**Exercise task:** Report only the number of lines holding "MATTINO".

★ ★ ★ ★ ★

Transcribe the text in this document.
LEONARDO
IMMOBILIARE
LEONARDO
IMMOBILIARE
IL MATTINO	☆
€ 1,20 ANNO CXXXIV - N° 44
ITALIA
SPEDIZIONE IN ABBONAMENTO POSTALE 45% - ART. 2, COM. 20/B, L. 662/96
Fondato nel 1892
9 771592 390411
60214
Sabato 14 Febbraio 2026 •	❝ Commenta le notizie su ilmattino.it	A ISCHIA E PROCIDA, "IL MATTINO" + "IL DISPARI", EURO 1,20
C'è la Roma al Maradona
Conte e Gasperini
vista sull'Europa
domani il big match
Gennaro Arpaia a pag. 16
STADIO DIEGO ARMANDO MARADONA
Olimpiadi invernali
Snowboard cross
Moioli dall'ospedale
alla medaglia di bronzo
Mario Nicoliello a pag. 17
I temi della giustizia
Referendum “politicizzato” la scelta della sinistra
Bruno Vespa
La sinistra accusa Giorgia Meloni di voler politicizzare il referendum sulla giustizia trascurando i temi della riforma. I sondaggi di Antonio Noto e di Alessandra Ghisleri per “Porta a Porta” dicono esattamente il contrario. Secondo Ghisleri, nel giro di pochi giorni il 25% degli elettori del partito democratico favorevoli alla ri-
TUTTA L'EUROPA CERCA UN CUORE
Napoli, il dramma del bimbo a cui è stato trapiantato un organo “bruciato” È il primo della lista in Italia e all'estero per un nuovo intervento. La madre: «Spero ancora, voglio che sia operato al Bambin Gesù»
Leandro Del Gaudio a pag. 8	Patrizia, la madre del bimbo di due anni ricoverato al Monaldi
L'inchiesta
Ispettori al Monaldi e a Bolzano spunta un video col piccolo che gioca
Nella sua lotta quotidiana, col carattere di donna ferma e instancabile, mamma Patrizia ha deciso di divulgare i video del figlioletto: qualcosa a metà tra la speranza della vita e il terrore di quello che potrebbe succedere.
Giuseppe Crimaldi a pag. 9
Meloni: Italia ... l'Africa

★ ★ ★ ★ ★

**Solution:** 2